**TASK OBJECTIVE**
Pick every line with "Casillero" from the material below.

**GIVEN RECORDS**
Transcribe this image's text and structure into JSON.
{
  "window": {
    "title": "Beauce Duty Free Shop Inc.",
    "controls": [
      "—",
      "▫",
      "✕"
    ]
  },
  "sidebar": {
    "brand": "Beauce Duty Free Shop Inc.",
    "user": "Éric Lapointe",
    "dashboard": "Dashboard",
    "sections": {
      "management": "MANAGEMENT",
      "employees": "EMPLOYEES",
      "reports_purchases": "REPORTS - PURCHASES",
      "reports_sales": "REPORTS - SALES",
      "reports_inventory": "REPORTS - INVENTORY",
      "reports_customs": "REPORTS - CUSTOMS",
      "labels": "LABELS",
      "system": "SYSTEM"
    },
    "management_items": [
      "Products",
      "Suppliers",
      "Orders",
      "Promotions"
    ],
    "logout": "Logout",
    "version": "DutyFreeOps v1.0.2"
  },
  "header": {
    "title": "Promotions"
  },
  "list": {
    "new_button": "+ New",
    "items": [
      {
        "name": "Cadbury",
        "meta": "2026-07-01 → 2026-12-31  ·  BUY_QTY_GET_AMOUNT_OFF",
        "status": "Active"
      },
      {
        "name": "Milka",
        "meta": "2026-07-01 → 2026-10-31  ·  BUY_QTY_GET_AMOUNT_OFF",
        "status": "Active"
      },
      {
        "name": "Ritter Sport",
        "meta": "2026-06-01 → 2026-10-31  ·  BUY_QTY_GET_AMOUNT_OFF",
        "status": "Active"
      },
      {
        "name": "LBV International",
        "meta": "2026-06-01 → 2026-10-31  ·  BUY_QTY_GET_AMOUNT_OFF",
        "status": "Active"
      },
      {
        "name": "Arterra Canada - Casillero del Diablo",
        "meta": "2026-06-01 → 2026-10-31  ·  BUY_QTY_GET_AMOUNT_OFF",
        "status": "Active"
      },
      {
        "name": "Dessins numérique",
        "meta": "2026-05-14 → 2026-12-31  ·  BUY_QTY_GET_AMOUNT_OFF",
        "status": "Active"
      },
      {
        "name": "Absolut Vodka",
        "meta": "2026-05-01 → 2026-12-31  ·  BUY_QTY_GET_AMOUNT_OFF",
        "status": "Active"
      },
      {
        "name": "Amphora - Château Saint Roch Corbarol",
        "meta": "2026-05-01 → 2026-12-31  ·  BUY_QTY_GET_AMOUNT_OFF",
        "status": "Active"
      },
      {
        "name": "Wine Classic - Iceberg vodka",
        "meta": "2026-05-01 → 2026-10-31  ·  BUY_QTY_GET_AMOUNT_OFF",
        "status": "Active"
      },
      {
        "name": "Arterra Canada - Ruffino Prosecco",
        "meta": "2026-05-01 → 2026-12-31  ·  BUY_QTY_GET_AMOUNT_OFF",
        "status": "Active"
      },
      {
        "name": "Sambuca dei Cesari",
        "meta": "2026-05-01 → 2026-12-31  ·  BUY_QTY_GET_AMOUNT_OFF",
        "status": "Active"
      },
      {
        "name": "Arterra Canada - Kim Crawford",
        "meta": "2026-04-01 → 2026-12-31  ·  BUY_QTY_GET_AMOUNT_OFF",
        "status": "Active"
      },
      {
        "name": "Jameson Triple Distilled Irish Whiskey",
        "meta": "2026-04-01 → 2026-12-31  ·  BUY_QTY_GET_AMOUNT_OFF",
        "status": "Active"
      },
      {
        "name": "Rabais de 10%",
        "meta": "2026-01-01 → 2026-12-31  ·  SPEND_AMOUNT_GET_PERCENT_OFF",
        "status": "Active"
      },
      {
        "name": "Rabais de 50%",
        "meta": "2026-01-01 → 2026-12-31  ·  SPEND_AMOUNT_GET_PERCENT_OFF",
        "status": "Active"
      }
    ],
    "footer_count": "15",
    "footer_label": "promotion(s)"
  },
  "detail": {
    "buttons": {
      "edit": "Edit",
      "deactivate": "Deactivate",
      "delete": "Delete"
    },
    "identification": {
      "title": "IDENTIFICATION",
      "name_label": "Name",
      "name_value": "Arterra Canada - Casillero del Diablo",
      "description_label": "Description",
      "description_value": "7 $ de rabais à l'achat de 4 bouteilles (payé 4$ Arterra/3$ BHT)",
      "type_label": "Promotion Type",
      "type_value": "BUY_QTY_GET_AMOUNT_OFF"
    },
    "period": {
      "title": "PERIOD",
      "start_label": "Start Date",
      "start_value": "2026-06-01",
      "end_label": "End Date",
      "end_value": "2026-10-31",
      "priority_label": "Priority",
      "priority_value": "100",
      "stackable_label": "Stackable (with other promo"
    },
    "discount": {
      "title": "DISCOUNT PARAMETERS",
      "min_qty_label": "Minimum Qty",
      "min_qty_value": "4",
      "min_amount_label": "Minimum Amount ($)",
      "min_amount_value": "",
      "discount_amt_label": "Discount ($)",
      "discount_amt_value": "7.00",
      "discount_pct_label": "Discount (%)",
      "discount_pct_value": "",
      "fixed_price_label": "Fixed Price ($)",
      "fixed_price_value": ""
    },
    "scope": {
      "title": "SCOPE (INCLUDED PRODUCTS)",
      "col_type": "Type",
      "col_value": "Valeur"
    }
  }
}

**FINISHED EXERCISE**
        "name": "Arterra Canada - Casillero del Diablo",
      "name_value": "Arterra Canada - Casillero del Diablo",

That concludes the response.